Copy, from the entries below, each line in which the string "Surf" appears.

[Rows]
%%

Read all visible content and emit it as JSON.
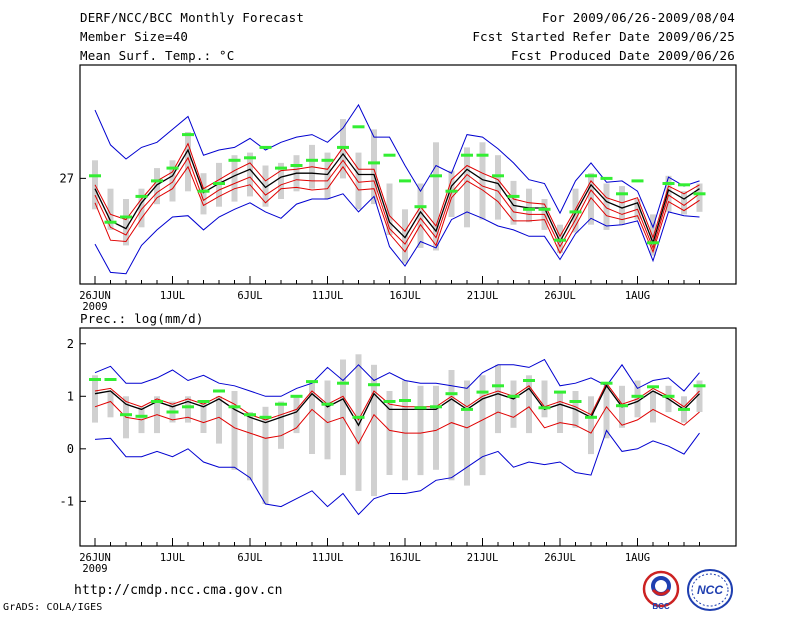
{
  "header": {
    "title": "DERF/NCC/BCC Monthly Forecast",
    "member_size": "Member Size=40",
    "variable1": "Mean Surf. Temp.: °C",
    "forecast_period": "For 2009/06/26-2009/08/04",
    "refer_date": "Fcst Started Refer Date 2009/06/25",
    "produced_date": "Fcst Produced Date 2009/06/26"
  },
  "lower_header": {
    "variable2": "Prec.: log(mm/d)"
  },
  "footer": {
    "url": "http://cmdp.ncc.cma.gov.cn",
    "grads": "GrADS: COLA/IGES",
    "logo1": "BCC",
    "logo2": "NCC"
  },
  "colors": {
    "envelope": "#0000d0",
    "spread": "#e00000",
    "mean": "#000000",
    "bar": "#d0d0d0",
    "marker": "#33ee33"
  },
  "chart_data": [
    {
      "type": "line",
      "title": "Mean Surf. Temp.: °C",
      "x_dates": [
        "26JUN",
        "27JUN",
        "28JUN",
        "29JUN",
        "30JUN",
        "1JUL",
        "2JUL",
        "3JUL",
        "4JUL",
        "5JUL",
        "6JUL",
        "7JUL",
        "8JUL",
        "9JUL",
        "10JUL",
        "11JUL",
        "12JUL",
        "13JUL",
        "14JUL",
        "15JUL",
        "16JUL",
        "17JUL",
        "18JUL",
        "19JUL",
        "20JUL",
        "21JUL",
        "22JUL",
        "23JUL",
        "24JUL",
        "25JUL",
        "26JUL",
        "27JUL",
        "28JUL",
        "29JUL",
        "30JUL",
        "31JUL",
        "1AUG",
        "2AUG",
        "3AUG",
        "4AUG"
      ],
      "x_tick_labels": [
        "26JUN",
        "1JUL",
        "6JUL",
        "11JUL",
        "16JUL",
        "21JUL",
        "26JUL",
        "1AUG"
      ],
      "x_tick_index": [
        0,
        5,
        10,
        15,
        20,
        25,
        30,
        35
      ],
      "x_sublabel": "2009",
      "y_tick_labels": [
        "27"
      ],
      "y_tick_values": [
        27
      ],
      "ylim": [
        22.9,
        31.4
      ],
      "series": [
        {
          "name": "max",
          "values": [
            29.65,
            28.3,
            27.75,
            28.2,
            28.4,
            28.9,
            29.4,
            27.9,
            28.1,
            28.2,
            28.55,
            28.1,
            28.4,
            28.6,
            28.7,
            28.4,
            28.95,
            29.85,
            28.6,
            28.6,
            27.5,
            26.5,
            27.5,
            27.2,
            28.7,
            28.6,
            28.15,
            27.6,
            26.95,
            26.8,
            25.65,
            26.9,
            27.6,
            26.85,
            26.9,
            26.5,
            25.1,
            27.05,
            26.7,
            26.9
          ]
        },
        {
          "name": "upper",
          "values": [
            26.75,
            25.6,
            25.4,
            26.2,
            26.9,
            27.25,
            28.35,
            26.6,
            26.95,
            27.3,
            27.6,
            26.9,
            27.3,
            27.35,
            27.45,
            27.35,
            28.2,
            27.35,
            27.35,
            25.55,
            24.95,
            25.9,
            25.15,
            26.95,
            27.5,
            27.2,
            26.95,
            26.2,
            26.05,
            26.0,
            24.75,
            25.8,
            26.9,
            26.25,
            26.05,
            26.25,
            24.7,
            26.7,
            26.4,
            26.75
          ]
        },
        {
          "name": "mean",
          "values": [
            26.6,
            25.35,
            25.05,
            26.05,
            26.75,
            27.1,
            28.1,
            26.45,
            26.8,
            27.1,
            27.35,
            26.65,
            27.05,
            27.2,
            27.2,
            27.15,
            27.95,
            27.15,
            27.15,
            25.3,
            24.7,
            25.7,
            24.95,
            26.7,
            27.35,
            26.95,
            26.8,
            25.95,
            25.85,
            25.85,
            24.55,
            25.65,
            26.75,
            26.1,
            25.85,
            26.05,
            24.5,
            26.55,
            26.2,
            26.6
          ]
        },
        {
          "name": "lower",
          "values": [
            26.35,
            25.1,
            24.8,
            25.8,
            26.45,
            26.85,
            27.8,
            26.15,
            26.55,
            26.8,
            27.05,
            26.35,
            26.75,
            26.95,
            26.9,
            26.9,
            27.7,
            26.85,
            26.9,
            25.05,
            24.45,
            25.45,
            24.7,
            26.45,
            27.15,
            26.7,
            26.5,
            25.7,
            25.6,
            25.6,
            24.35,
            25.4,
            26.55,
            25.85,
            25.6,
            25.8,
            24.3,
            26.35,
            25.95,
            26.4
          ]
        },
        {
          "name": "lower_red",
          "values": [
            26.05,
            24.6,
            24.55,
            25.45,
            26.25,
            26.6,
            27.45,
            25.95,
            26.3,
            26.6,
            26.75,
            26.05,
            26.6,
            26.65,
            26.55,
            26.6,
            27.45,
            26.55,
            26.6,
            24.85,
            24.15,
            25.2,
            24.4,
            26.25,
            26.9,
            26.55,
            26.1,
            25.35,
            25.35,
            25.4,
            24.1,
            25.15,
            26.25,
            25.55,
            25.4,
            25.55,
            24.15,
            26.1,
            25.75,
            26.15
          ]
        },
        {
          "name": "min",
          "values": [
            24.45,
            23.35,
            23.3,
            24.4,
            25.0,
            25.5,
            25.55,
            25.0,
            25.5,
            25.8,
            26.05,
            25.7,
            25.45,
            26.0,
            26.2,
            26.2,
            26.4,
            25.7,
            26.3,
            24.35,
            23.6,
            24.55,
            24.3,
            25.4,
            25.7,
            25.45,
            25.15,
            25.0,
            24.75,
            24.75,
            23.85,
            24.85,
            25.45,
            25.15,
            25.2,
            25.35,
            23.8,
            25.7,
            25.55,
            25.5
          ]
        }
      ],
      "bars": [
        {
          "lo": 25.8,
          "hi": 27.7
        },
        {
          "lo": 25.0,
          "hi": 26.6
        },
        {
          "lo": 24.4,
          "hi": 26.2
        },
        {
          "lo": 25.1,
          "hi": 26.6
        },
        {
          "lo": 26.0,
          "hi": 27.4
        },
        {
          "lo": 26.1,
          "hi": 27.7
        },
        {
          "lo": 26.5,
          "hi": 28.8
        },
        {
          "lo": 25.6,
          "hi": 27.2
        },
        {
          "lo": 25.9,
          "hi": 27.6
        },
        {
          "lo": 26.1,
          "hi": 27.9
        },
        {
          "lo": 26.3,
          "hi": 28.0
        },
        {
          "lo": 25.9,
          "hi": 27.5
        },
        {
          "lo": 26.2,
          "hi": 27.6
        },
        {
          "lo": 26.5,
          "hi": 27.9
        },
        {
          "lo": 26.6,
          "hi": 28.3
        },
        {
          "lo": 26.2,
          "hi": 28.0
        },
        {
          "lo": 27.0,
          "hi": 29.3
        },
        {
          "lo": 25.8,
          "hi": 28.0
        },
        {
          "lo": 26.0,
          "hi": 28.9
        },
        {
          "lo": 24.8,
          "hi": 26.8
        },
        {
          "lo": 23.7,
          "hi": 25.8
        },
        {
          "lo": 24.3,
          "hi": 26.8
        },
        {
          "lo": 24.2,
          "hi": 28.4
        },
        {
          "lo": 25.5,
          "hi": 27.3
        },
        {
          "lo": 25.1,
          "hi": 28.2
        },
        {
          "lo": 25.4,
          "hi": 28.4
        },
        {
          "lo": 25.4,
          "hi": 27.9
        },
        {
          "lo": 25.2,
          "hi": 26.9
        },
        {
          "lo": 25.3,
          "hi": 26.6
        },
        {
          "lo": 25.0,
          "hi": 26.2
        },
        {
          "lo": 24.1,
          "hi": 25.2
        },
        {
          "lo": 24.9,
          "hi": 26.6
        },
        {
          "lo": 25.2,
          "hi": 27.2
        },
        {
          "lo": 25.0,
          "hi": 26.8
        },
        {
          "lo": 25.2,
          "hi": 26.7
        },
        {
          "lo": 25.4,
          "hi": 26.2
        },
        {
          "lo": 24.0,
          "hi": 25.6
        },
        {
          "lo": 25.7,
          "hi": 27.1
        },
        {
          "lo": 25.6,
          "hi": 26.5
        },
        {
          "lo": 25.7,
          "hi": 26.8
        }
      ],
      "markers": [
        27.1,
        25.3,
        25.5,
        26.3,
        26.9,
        27.4,
        28.7,
        26.5,
        26.8,
        27.7,
        27.8,
        28.2,
        27.4,
        27.5,
        27.7,
        27.7,
        28.2,
        29.0,
        27.6,
        27.9,
        26.9,
        25.9,
        27.1,
        26.5,
        27.9,
        27.9,
        27.1,
        26.3,
        25.8,
        25.8,
        24.6,
        25.7,
        27.1,
        27.0,
        26.4,
        26.9,
        24.5,
        26.8,
        26.75,
        26.4
      ]
    },
    {
      "type": "line",
      "title": "Prec.: log(mm/d)",
      "x_dates": [
        "26JUN",
        "27JUN",
        "28JUN",
        "29JUN",
        "30JUN",
        "1JUL",
        "2JUL",
        "3JUL",
        "4JUL",
        "5JUL",
        "6JUL",
        "7JUL",
        "8JUL",
        "9JUL",
        "10JUL",
        "11JUL",
        "12JUL",
        "13JUL",
        "14JUL",
        "15JUL",
        "16JUL",
        "17JUL",
        "18JUL",
        "19JUL",
        "20JUL",
        "21JUL",
        "22JUL",
        "23JUL",
        "24JUL",
        "25JUL",
        "26JUL",
        "27JUL",
        "28JUL",
        "29JUL",
        "30JUL",
        "31JUL",
        "1AUG",
        "2AUG",
        "3AUG",
        "4AUG"
      ],
      "x_tick_labels": [
        "26JUN",
        "1JUL",
        "6JUL",
        "11JUL",
        "16JUL",
        "21JUL",
        "26JUL",
        "1AUG"
      ],
      "x_tick_index": [
        0,
        5,
        10,
        15,
        20,
        25,
        30,
        35
      ],
      "x_sublabel": "2009",
      "y_tick_labels": [
        "2",
        "1",
        "0",
        "-1"
      ],
      "y_tick_values": [
        2,
        1,
        0,
        -1
      ],
      "ylim": [
        -1.85,
        2.3
      ],
      "series": [
        {
          "name": "max",
          "values": [
            1.45,
            1.57,
            1.25,
            1.25,
            1.35,
            1.5,
            1.3,
            1.4,
            1.25,
            1.2,
            1.1,
            1.0,
            1.0,
            1.15,
            1.25,
            1.55,
            1.3,
            1.6,
            1.3,
            1.45,
            1.3,
            1.25,
            1.25,
            1.2,
            1.15,
            1.45,
            1.6,
            1.6,
            1.55,
            1.7,
            1.2,
            1.25,
            1.35,
            1.2,
            1.6,
            1.15,
            1.3,
            1.35,
            1.1,
            1.45
          ]
        },
        {
          "name": "upper",
          "values": [
            1.1,
            1.15,
            0.9,
            0.8,
            0.95,
            0.85,
            0.95,
            0.85,
            1.0,
            0.85,
            0.65,
            0.55,
            0.65,
            0.75,
            1.1,
            0.85,
            1.0,
            0.55,
            1.1,
            0.85,
            0.8,
            0.8,
            0.8,
            1.0,
            0.8,
            1.0,
            1.1,
            1.0,
            1.2,
            0.8,
            0.9,
            0.8,
            0.65,
            1.25,
            0.85,
            0.95,
            1.15,
            1.0,
            0.8,
            1.1
          ]
        },
        {
          "name": "mean",
          "values": [
            1.05,
            1.1,
            0.85,
            0.75,
            0.9,
            0.8,
            0.9,
            0.8,
            0.95,
            0.75,
            0.6,
            0.5,
            0.6,
            0.7,
            1.05,
            0.8,
            0.95,
            0.45,
            1.05,
            0.75,
            0.75,
            0.75,
            0.75,
            0.95,
            0.75,
            0.95,
            1.05,
            0.95,
            1.15,
            0.75,
            0.85,
            0.75,
            0.6,
            1.2,
            0.8,
            0.9,
            1.1,
            0.95,
            0.75,
            1.05
          ]
        },
        {
          "name": "lower_red",
          "values": [
            0.8,
            0.9,
            0.6,
            0.55,
            0.65,
            0.55,
            0.6,
            0.5,
            0.6,
            0.4,
            0.3,
            0.2,
            0.25,
            0.4,
            0.75,
            0.5,
            0.6,
            0.1,
            0.65,
            0.35,
            0.3,
            0.3,
            0.35,
            0.5,
            0.4,
            0.55,
            0.7,
            0.6,
            0.8,
            0.4,
            0.5,
            0.45,
            0.3,
            0.8,
            0.45,
            0.55,
            0.75,
            0.6,
            0.45,
            0.7
          ]
        },
        {
          "name": "min",
          "values": [
            0.18,
            0.2,
            -0.15,
            -0.15,
            -0.05,
            -0.15,
            0.0,
            -0.25,
            -0.35,
            -0.35,
            -0.55,
            -1.05,
            -1.1,
            -0.95,
            -0.8,
            -1.1,
            -0.85,
            -1.25,
            -0.95,
            -0.85,
            -0.85,
            -0.8,
            -0.6,
            -0.55,
            -0.35,
            -0.15,
            -0.05,
            -0.35,
            -0.25,
            -0.3,
            -0.25,
            -0.45,
            -0.5,
            0.35,
            -0.05,
            0.0,
            0.15,
            0.05,
            -0.1,
            0.3
          ]
        }
      ],
      "bars": [
        {
          "lo": 0.5,
          "hi": 1.4
        },
        {
          "lo": 0.6,
          "hi": 1.1
        },
        {
          "lo": 0.2,
          "hi": 1.0
        },
        {
          "lo": 0.3,
          "hi": 0.8
        },
        {
          "lo": 0.3,
          "hi": 1.0
        },
        {
          "lo": 0.5,
          "hi": 0.9
        },
        {
          "lo": 0.5,
          "hi": 1.0
        },
        {
          "lo": 0.3,
          "hi": 0.9
        },
        {
          "lo": 0.1,
          "hi": 1.0
        },
        {
          "lo": -0.4,
          "hi": 1.1
        },
        {
          "lo": -0.6,
          "hi": 0.7
        },
        {
          "lo": -1.05,
          "hi": 0.8
        },
        {
          "lo": 0.0,
          "hi": 0.9
        },
        {
          "lo": 0.3,
          "hi": 1.0
        },
        {
          "lo": -0.1,
          "hi": 1.3
        },
        {
          "lo": -0.2,
          "hi": 1.3
        },
        {
          "lo": -0.5,
          "hi": 1.7
        },
        {
          "lo": -0.8,
          "hi": 1.8
        },
        {
          "lo": -0.9,
          "hi": 1.6
        },
        {
          "lo": -0.5,
          "hi": 1.1
        },
        {
          "lo": -0.6,
          "hi": 1.3
        },
        {
          "lo": -0.5,
          "hi": 1.2
        },
        {
          "lo": -0.4,
          "hi": 1.2
        },
        {
          "lo": -0.6,
          "hi": 1.5
        },
        {
          "lo": -0.7,
          "hi": 1.3
        },
        {
          "lo": -0.5,
          "hi": 1.4
        },
        {
          "lo": 0.3,
          "hi": 1.6
        },
        {
          "lo": 0.4,
          "hi": 1.3
        },
        {
          "lo": 0.3,
          "hi": 1.4
        },
        {
          "lo": 0.6,
          "hi": 1.3
        },
        {
          "lo": 0.3,
          "hi": 1.1
        },
        {
          "lo": 0.4,
          "hi": 1.1
        },
        {
          "lo": -0.1,
          "hi": 1.0
        },
        {
          "lo": 0.2,
          "hi": 1.2
        },
        {
          "lo": 0.4,
          "hi": 1.2
        },
        {
          "lo": 0.6,
          "hi": 1.3
        },
        {
          "lo": 0.5,
          "hi": 1.1
        },
        {
          "lo": 0.7,
          "hi": 1.2
        },
        {
          "lo": 0.5,
          "hi": 1.0
        },
        {
          "lo": 0.7,
          "hi": 1.3
        }
      ],
      "markers": [
        1.32,
        1.32,
        0.65,
        0.62,
        0.9,
        0.7,
        0.8,
        0.9,
        1.1,
        0.8,
        0.65,
        0.6,
        0.85,
        1.0,
        1.28,
        0.85,
        1.25,
        0.6,
        1.22,
        0.9,
        0.92,
        0.78,
        0.8,
        1.05,
        0.75,
        1.08,
        1.2,
        1.0,
        1.3,
        0.78,
        1.08,
        0.9,
        0.6,
        1.25,
        0.82,
        1.0,
        1.18,
        1.0,
        0.75,
        1.2
      ]
    }
  ]
}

%%

[The response]
    "variable1": "Mean Surf. Temp.: °C",
      "title": "Mean Surf. Temp.: °C",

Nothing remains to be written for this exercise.